— start LISTED ENTRIES —

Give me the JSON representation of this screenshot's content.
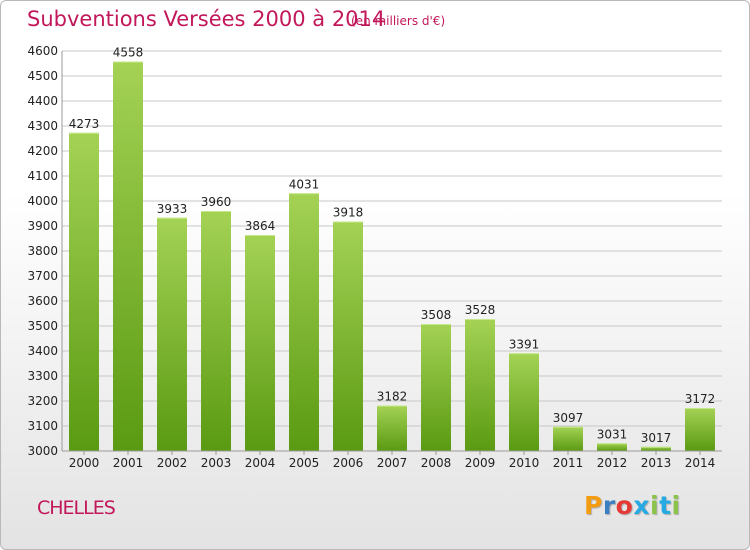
{
  "header": {
    "title": "Subventions Versées 2000 à 2014",
    "unit": "(en milliers d'€)"
  },
  "footer": {
    "city": "CHELLES",
    "logo": "Proxiti",
    "logo_colors": [
      "#f39c12",
      "#3a7fc1",
      "#e53935",
      "#27a9e1",
      "#8bc34a",
      "#27a9e1",
      "#8bc34a"
    ]
  },
  "colors": {
    "title": "#c2185b",
    "bar_top": "#a4d255",
    "bar_bottom": "#5a9a12",
    "grid": "#c8c8c8"
  },
  "chart_data": {
    "type": "bar",
    "categories": [
      "2000",
      "2001",
      "2002",
      "2003",
      "2004",
      "2005",
      "2006",
      "2007",
      "2008",
      "2009",
      "2010",
      "2011",
      "2012",
      "2013",
      "2014"
    ],
    "values": [
      4273,
      4558,
      3933,
      3960,
      3864,
      4031,
      3918,
      3182,
      3508,
      3528,
      3391,
      3097,
      3031,
      3017,
      3172
    ],
    "title": "Subventions Versées 2000 à 2014",
    "ylim": [
      3000,
      4600
    ],
    "yticks": [
      3000,
      3100,
      3200,
      3300,
      3400,
      3500,
      3600,
      3700,
      3800,
      3900,
      4000,
      4100,
      4200,
      4300,
      4400,
      4500,
      4600
    ],
    "grid": true,
    "data_labels": true
  }
}
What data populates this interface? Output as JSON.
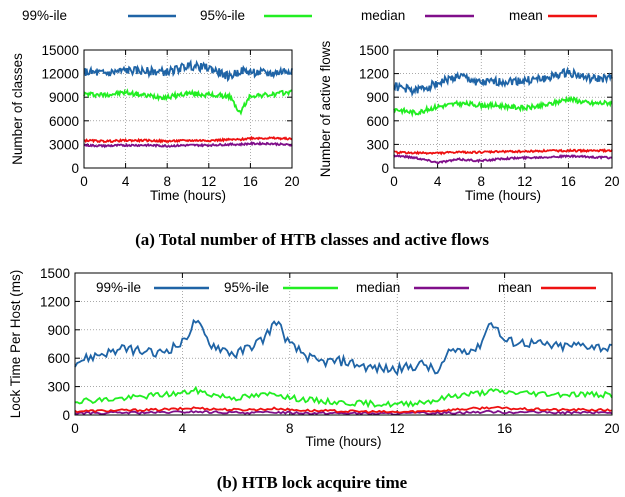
{
  "legend": [
    {
      "name": "99%-ile",
      "color": "#1f64a6"
    },
    {
      "name": "95%-ile",
      "color": "#22ee22"
    },
    {
      "name": "median",
      "color": "#800f8a"
    },
    {
      "name": "mean",
      "color": "#ee1111"
    }
  ],
  "captions": {
    "a": "(a) Total number of HTB classes and active flows",
    "b": "(b) HTB lock acquire time"
  },
  "chart_data": [
    {
      "id": "classes",
      "type": "line",
      "xlabel": "Time (hours)",
      "ylabel": "Number of classes",
      "xlim": [
        0,
        20
      ],
      "ylim": [
        0,
        15000
      ],
      "xticks": [
        0,
        4,
        8,
        12,
        16,
        20
      ],
      "yticks": [
        0,
        3000,
        6000,
        9000,
        12000,
        15000
      ],
      "grid": true,
      "x": [
        0,
        2,
        4,
        6,
        8,
        10,
        12,
        14,
        15,
        16,
        18,
        20
      ],
      "series": [
        {
          "name": "99%-ile",
          "values": [
            12200,
            12000,
            12400,
            12300,
            12200,
            13000,
            12700,
            11600,
            12400,
            12200,
            12000,
            12500
          ]
        },
        {
          "name": "95%-ile",
          "values": [
            9400,
            9300,
            9600,
            9200,
            9000,
            9500,
            9300,
            9100,
            7000,
            9200,
            9300,
            9700
          ]
        },
        {
          "name": "median",
          "values": [
            2900,
            2800,
            2900,
            2900,
            2800,
            2900,
            2900,
            3000,
            3000,
            3100,
            3100,
            2900
          ]
        },
        {
          "name": "mean",
          "values": [
            3500,
            3400,
            3500,
            3500,
            3400,
            3500,
            3500,
            3600,
            3600,
            3800,
            3800,
            3700
          ]
        }
      ]
    },
    {
      "id": "flows",
      "type": "line",
      "xlabel": "Time (hours)",
      "ylabel": "Number of active flows",
      "xlim": [
        0,
        20
      ],
      "ylim": [
        0,
        1500
      ],
      "xticks": [
        0,
        4,
        8,
        12,
        16,
        20
      ],
      "yticks": [
        0,
        300,
        600,
        900,
        1200,
        1500
      ],
      "grid": true,
      "x": [
        0,
        2,
        4,
        6,
        8,
        10,
        12,
        14,
        16,
        18,
        20
      ],
      "series": [
        {
          "name": "99%-ile",
          "values": [
            1040,
            980,
            1080,
            1170,
            1080,
            1100,
            1110,
            1140,
            1220,
            1130,
            1140
          ]
        },
        {
          "name": "95%-ile",
          "values": [
            750,
            700,
            780,
            820,
            800,
            790,
            760,
            800,
            880,
            820,
            830
          ]
        },
        {
          "name": "median",
          "values": [
            160,
            130,
            70,
            110,
            90,
            120,
            130,
            140,
            150,
            140,
            130
          ]
        },
        {
          "name": "mean",
          "values": [
            200,
            190,
            190,
            200,
            200,
            210,
            210,
            220,
            220,
            220,
            220
          ]
        }
      ]
    },
    {
      "id": "lock",
      "type": "line",
      "xlabel": "Time (hours)",
      "ylabel": "Lock Time Per Host (ms)",
      "xlim": [
        0,
        20
      ],
      "ylim": [
        0,
        1500
      ],
      "xticks": [
        0,
        4,
        8,
        12,
        16,
        20
      ],
      "yticks": [
        0,
        300,
        600,
        900,
        1200,
        1500
      ],
      "grid": true,
      "x": [
        0,
        1,
        2,
        3,
        4,
        4.5,
        5,
        6,
        7,
        7.5,
        8,
        9,
        10,
        11,
        12,
        13,
        13.5,
        14,
        15,
        15.5,
        16,
        17,
        18,
        19,
        20
      ],
      "series": [
        {
          "name": "99%-ile",
          "values": [
            560,
            650,
            700,
            640,
            760,
            1000,
            760,
            640,
            800,
            1000,
            740,
            560,
            570,
            500,
            480,
            540,
            440,
            680,
            700,
            1000,
            780,
            760,
            720,
            740,
            700
          ]
        },
        {
          "name": "95%-ile",
          "values": [
            150,
            160,
            180,
            210,
            230,
            260,
            220,
            180,
            210,
            230,
            180,
            150,
            130,
            120,
            110,
            140,
            160,
            200,
            230,
            250,
            240,
            230,
            220,
            220,
            210
          ]
        },
        {
          "name": "median",
          "values": [
            20,
            20,
            25,
            25,
            30,
            35,
            30,
            25,
            25,
            30,
            25,
            20,
            20,
            15,
            15,
            20,
            20,
            25,
            30,
            35,
            30,
            30,
            25,
            25,
            25
          ]
        },
        {
          "name": "mean",
          "values": [
            40,
            45,
            50,
            55,
            65,
            75,
            65,
            55,
            60,
            70,
            55,
            45,
            40,
            35,
            30,
            40,
            45,
            55,
            70,
            80,
            70,
            60,
            55,
            55,
            50
          ]
        }
      ]
    }
  ]
}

— end LISTED ENTRIES —

* **WHAT YOU NEED TO DO**
Copy each line exactly, and leave the pictures out of your copy.

* **ANSWER BELOW**
Give me the JSON representation of this screenshot's content.
{
  "header": {
    "title": "Subventions Versées 2000 à 2014",
    "unit": "(en milliers d'€)"
  },
  "footer": {
    "city": "CHELLES",
    "logo": "Proxiti",
    "logo_colors": [
      "#f39c12",
      "#3a7fc1",
      "#e53935",
      "#27a9e1",
      "#8bc34a",
      "#27a9e1",
      "#8bc34a"
    ]
  },
  "colors": {
    "title": "#c2185b",
    "bar_top": "#a4d255",
    "bar_bottom": "#5a9a12",
    "grid": "#c8c8c8"
  },
  "chart_data": {
    "type": "bar",
    "categories": [
      "2000",
      "2001",
      "2002",
      "2003",
      "2004",
      "2005",
      "2006",
      "2007",
      "2008",
      "2009",
      "2010",
      "2011",
      "2012",
      "2013",
      "2014"
    ],
    "values": [
      4273,
      4558,
      3933,
      3960,
      3864,
      4031,
      3918,
      3182,
      3508,
      3528,
      3391,
      3097,
      3031,
      3017,
      3172
    ],
    "title": "Subventions Versées 2000 à 2014",
    "ylim": [
      3000,
      4600
    ],
    "yticks": [
      3000,
      3100,
      3200,
      3300,
      3400,
      3500,
      3600,
      3700,
      3800,
      3900,
      4000,
      4100,
      4200,
      4300,
      4400,
      4500,
      4600
    ],
    "grid": true,
    "data_labels": true
  }
}
What data populates this interface? Output as JSON.
{
  "legend": [
    {
      "name": "99%-ile",
      "color": "#1f64a6"
    },
    {
      "name": "95%-ile",
      "color": "#22ee22"
    },
    {
      "name": "median",
      "color": "#800f8a"
    },
    {
      "name": "mean",
      "color": "#ee1111"
    }
  ],
  "captions": {
    "a": "(a) Total number of HTB classes and active flows",
    "b": "(b) HTB lock acquire time"
  },
  "chart_data": [
    {
      "id": "classes",
      "type": "line",
      "xlabel": "Time (hours)",
      "ylabel": "Number of classes",
      "xlim": [
        0,
        20
      ],
      "ylim": [
        0,
        15000
      ],
      "xticks": [
        0,
        4,
        8,
        12,
        16,
        20
      ],
      "yticks": [
        0,
        3000,
        6000,
        9000,
        12000,
        15000
      ],
      "grid": true,
      "x": [
        0,
        2,
        4,
        6,
        8,
        10,
        12,
        14,
        15,
        16,
        18,
        20
      ],
      "series": [
        {
          "name": "99%-ile",
          "values": [
            12200,
            12000,
            12400,
            12300,
            12200,
            13000,
            12700,
            11600,
            12400,
            12200,
            12000,
            12500
          ]
        },
        {
          "name": "95%-ile",
          "values": [
            9400,
            9300,
            9600,
            9200,
            9000,
            9500,
            9300,
            9100,
            7000,
            9200,
            9300,
            9700
          ]
        },
        {
          "name": "median",
          "values": [
            2900,
            2800,
            2900,
            2900,
            2800,
            2900,
            2900,
            3000,
            3000,
            3100,
            3100,
            2900
          ]
        },
        {
          "name": "mean",
          "values": [
            3500,
            3400,
            3500,
            3500,
            3400,
            3500,
            3500,
            3600,
            3600,
            3800,
            3800,
            3700
          ]
        }
      ]
    },
    {
      "id": "flows",
      "type": "line",
      "xlabel": "Time (hours)",
      "ylabel": "Number of active flows",
      "xlim": [
        0,
        20
      ],
      "ylim": [
        0,
        1500
      ],
      "xticks": [
        0,
        4,
        8,
        12,
        16,
        20
      ],
      "yticks": [
        0,
        300,
        600,
        900,
        1200,
        1500
      ],
      "grid": true,
      "x": [
        0,
        2,
        4,
        6,
        8,
        10,
        12,
        14,
        16,
        18,
        20
      ],
      "series": [
        {
          "name": "99%-ile",
          "values": [
            1040,
            980,
            1080,
            1170,
            1080,
            1100,
            1110,
            1140,
            1220,
            1130,
            1140
          ]
        },
        {
          "name": "95%-ile",
          "values": [
            750,
            700,
            780,
            820,
            800,
            790,
            760,
            800,
            880,
            820,
            830
          ]
        },
        {
          "name": "median",
          "values": [
            160,
            130,
            70,
            110,
            90,
            120,
            130,
            140,
            150,
            140,
            130
          ]
        },
        {
          "name": "mean",
          "values": [
            200,
            190,
            190,
            200,
            200,
            210,
            210,
            220,
            220,
            220,
            220
          ]
        }
      ]
    },
    {
      "id": "lock",
      "type": "line",
      "xlabel": "Time (hours)",
      "ylabel": "Lock Time Per Host (ms)",
      "xlim": [
        0,
        20
      ],
      "ylim": [
        0,
        1500
      ],
      "xticks": [
        0,
        4,
        8,
        12,
        16,
        20
      ],
      "yticks": [
        0,
        300,
        600,
        900,
        1200,
        1500
      ],
      "grid": true,
      "x": [
        0,
        1,
        2,
        3,
        4,
        4.5,
        5,
        6,
        7,
        7.5,
        8,
        9,
        10,
        11,
        12,
        13,
        13.5,
        14,
        15,
        15.5,
        16,
        17,
        18,
        19,
        20
      ],
      "series": [
        {
          "name": "99%-ile",
          "values": [
            560,
            650,
            700,
            640,
            760,
            1000,
            760,
            640,
            800,
            1000,
            740,
            560,
            570,
            500,
            480,
            540,
            440,
            680,
            700,
            1000,
            780,
            760,
            720,
            740,
            700
          ]
        },
        {
          "name": "95%-ile",
          "values": [
            150,
            160,
            180,
            210,
            230,
            260,
            220,
            180,
            210,
            230,
            180,
            150,
            130,
            120,
            110,
            140,
            160,
            200,
            230,
            250,
            240,
            230,
            220,
            220,
            210
          ]
        },
        {
          "name": "median",
          "values": [
            20,
            20,
            25,
            25,
            30,
            35,
            30,
            25,
            25,
            30,
            25,
            20,
            20,
            15,
            15,
            20,
            20,
            25,
            30,
            35,
            30,
            30,
            25,
            25,
            25
          ]
        },
        {
          "name": "mean",
          "values": [
            40,
            45,
            50,
            55,
            65,
            75,
            65,
            55,
            60,
            70,
            55,
            45,
            40,
            35,
            30,
            40,
            45,
            55,
            70,
            80,
            70,
            60,
            55,
            55,
            50
          ]
        }
      ]
    }
  ]
}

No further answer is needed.